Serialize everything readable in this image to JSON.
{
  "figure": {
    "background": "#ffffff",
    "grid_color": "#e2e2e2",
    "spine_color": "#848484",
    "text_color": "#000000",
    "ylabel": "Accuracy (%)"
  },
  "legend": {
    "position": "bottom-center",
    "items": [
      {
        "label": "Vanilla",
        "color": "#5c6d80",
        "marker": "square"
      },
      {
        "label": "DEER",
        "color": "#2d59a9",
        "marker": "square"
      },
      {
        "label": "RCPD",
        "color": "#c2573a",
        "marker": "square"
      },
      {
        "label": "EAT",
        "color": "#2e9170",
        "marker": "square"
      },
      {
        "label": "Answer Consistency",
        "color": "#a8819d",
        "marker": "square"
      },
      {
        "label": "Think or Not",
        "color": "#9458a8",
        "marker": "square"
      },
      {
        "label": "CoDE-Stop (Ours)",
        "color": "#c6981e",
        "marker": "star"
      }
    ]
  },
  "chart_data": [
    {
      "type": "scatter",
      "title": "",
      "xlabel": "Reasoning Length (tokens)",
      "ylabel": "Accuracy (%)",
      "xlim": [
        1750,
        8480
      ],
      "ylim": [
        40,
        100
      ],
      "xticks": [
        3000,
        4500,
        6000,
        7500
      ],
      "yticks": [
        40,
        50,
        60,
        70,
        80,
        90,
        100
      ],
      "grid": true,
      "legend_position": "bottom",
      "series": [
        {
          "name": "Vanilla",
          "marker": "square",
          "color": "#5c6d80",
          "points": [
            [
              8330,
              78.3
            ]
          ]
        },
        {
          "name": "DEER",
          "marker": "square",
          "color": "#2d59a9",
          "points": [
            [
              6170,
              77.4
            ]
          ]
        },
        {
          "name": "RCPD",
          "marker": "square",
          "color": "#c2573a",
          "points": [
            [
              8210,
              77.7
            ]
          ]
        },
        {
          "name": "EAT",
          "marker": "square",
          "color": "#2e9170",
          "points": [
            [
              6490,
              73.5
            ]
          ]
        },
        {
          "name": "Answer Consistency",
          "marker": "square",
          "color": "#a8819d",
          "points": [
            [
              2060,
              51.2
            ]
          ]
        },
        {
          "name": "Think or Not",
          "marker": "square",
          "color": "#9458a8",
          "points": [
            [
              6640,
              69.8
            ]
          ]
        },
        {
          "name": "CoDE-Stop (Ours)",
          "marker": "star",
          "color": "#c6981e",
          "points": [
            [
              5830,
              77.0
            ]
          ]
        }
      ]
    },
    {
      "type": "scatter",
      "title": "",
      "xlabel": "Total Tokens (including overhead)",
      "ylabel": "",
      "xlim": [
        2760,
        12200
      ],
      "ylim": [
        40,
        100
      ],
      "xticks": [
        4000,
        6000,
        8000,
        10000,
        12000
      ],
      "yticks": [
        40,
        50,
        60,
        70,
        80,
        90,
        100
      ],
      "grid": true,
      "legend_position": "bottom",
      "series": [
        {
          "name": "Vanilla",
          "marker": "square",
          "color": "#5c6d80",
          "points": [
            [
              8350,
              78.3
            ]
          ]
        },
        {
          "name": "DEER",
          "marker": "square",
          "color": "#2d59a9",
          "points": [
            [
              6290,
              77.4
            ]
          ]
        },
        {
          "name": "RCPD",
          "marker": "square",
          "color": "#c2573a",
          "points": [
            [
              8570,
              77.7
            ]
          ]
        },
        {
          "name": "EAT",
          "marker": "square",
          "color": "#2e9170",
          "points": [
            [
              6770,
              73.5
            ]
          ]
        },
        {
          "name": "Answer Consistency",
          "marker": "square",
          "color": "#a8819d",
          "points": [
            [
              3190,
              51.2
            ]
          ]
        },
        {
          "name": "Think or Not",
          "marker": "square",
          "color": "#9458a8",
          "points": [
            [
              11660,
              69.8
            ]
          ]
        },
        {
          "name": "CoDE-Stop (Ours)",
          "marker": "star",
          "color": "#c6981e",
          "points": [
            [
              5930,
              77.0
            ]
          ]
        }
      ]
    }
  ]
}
══════════
AIM OF THE TASK => Recopy the whole listing exactly.

RESULT OF THE TASK =>
Serialize everything readable in this image to JSON.
{
  "figure": {
    "background": "#ffffff",
    "grid_color": "#e2e2e2",
    "spine_color": "#848484",
    "text_color": "#000000",
    "ylabel": "Accuracy (%)"
  },
  "legend": {
    "position": "bottom-center",
    "items": [
      {
        "label": "Vanilla",
        "color": "#5c6d80",
        "marker": "square"
      },
      {
        "label": "DEER",
        "color": "#2d59a9",
        "marker": "square"
      },
      {
        "label": "RCPD",
        "color": "#c2573a",
        "marker": "square"
      },
      {
        "label": "EAT",
        "color": "#2e9170",
        "marker": "square"
      },
      {
        "label": "Answer Consistency",
        "color": "#a8819d",
        "marker": "square"
      },
      {
        "label": "Think or Not",
        "color": "#9458a8",
        "marker": "square"
      },
      {
        "label": "CoDE-Stop (Ours)",
        "color": "#c6981e",
        "marker": "star"
      }
    ]
  },
  "chart_data": [
    {
      "type": "scatter",
      "title": "",
      "xlabel": "Reasoning Length (tokens)",
      "ylabel": "Accuracy (%)",
      "xlim": [
        1750,
        8480
      ],
      "ylim": [
        40,
        100
      ],
      "xticks": [
        3000,
        4500,
        6000,
        7500
      ],
      "yticks": [
        40,
        50,
        60,
        70,
        80,
        90,
        100
      ],
      "grid": true,
      "legend_position": "bottom",
      "series": [
        {
          "name": "Vanilla",
          "marker": "square",
          "color": "#5c6d80",
          "points": [
            [
              8330,
              78.3
            ]
          ]
        },
        {
          "name": "DEER",
          "marker": "square",
          "color": "#2d59a9",
          "points": [
            [
              6170,
              77.4
            ]
          ]
        },
        {
          "name": "RCPD",
          "marker": "square",
          "color": "#c2573a",
          "points": [
            [
              8210,
              77.7
            ]
          ]
        },
        {
          "name": "EAT",
          "marker": "square",
          "color": "#2e9170",
          "points": [
            [
              6490,
              73.5
            ]
          ]
        },
        {
          "name": "Answer Consistency",
          "marker": "square",
          "color": "#a8819d",
          "points": [
            [
              2060,
              51.2
            ]
          ]
        },
        {
          "name": "Think or Not",
          "marker": "square",
          "color": "#9458a8",
          "points": [
            [
              6640,
              69.8
            ]
          ]
        },
        {
          "name": "CoDE-Stop (Ours)",
          "marker": "star",
          "color": "#c6981e",
          "points": [
            [
              5830,
              77.0
            ]
          ]
        }
      ]
    },
    {
      "type": "scatter",
      "title": "",
      "xlabel": "Total Tokens (including overhead)",
      "ylabel": "",
      "xlim": [
        2760,
        12200
      ],
      "ylim": [
        40,
        100
      ],
      "xticks": [
        4000,
        6000,
        8000,
        10000,
        12000
      ],
      "yticks": [
        40,
        50,
        60,
        70,
        80,
        90,
        100
      ],
      "grid": true,
      "legend_position": "bottom",
      "series": [
        {
          "name": "Vanilla",
          "marker": "square",
          "color": "#5c6d80",
          "points": [
            [
              8350,
              78.3
            ]
          ]
        },
        {
          "name": "DEER",
          "marker": "square",
          "color": "#2d59a9",
          "points": [
            [
              6290,
              77.4
            ]
          ]
        },
        {
          "name": "RCPD",
          "marker": "square",
          "color": "#c2573a",
          "points": [
            [
              8570,
              77.7
            ]
          ]
        },
        {
          "name": "EAT",
          "marker": "square",
          "color": "#2e9170",
          "points": [
            [
              6770,
              73.5
            ]
          ]
        },
        {
          "name": "Answer Consistency",
          "marker": "square",
          "color": "#a8819d",
          "points": [
            [
              3190,
              51.2
            ]
          ]
        },
        {
          "name": "Think or Not",
          "marker": "square",
          "color": "#9458a8",
          "points": [
            [
              11660,
              69.8
            ]
          ]
        },
        {
          "name": "CoDE-Stop (Ours)",
          "marker": "star",
          "color": "#c6981e",
          "points": [
            [
              5930,
              77.0
            ]
          ]
        }
      ]
    }
  ]
}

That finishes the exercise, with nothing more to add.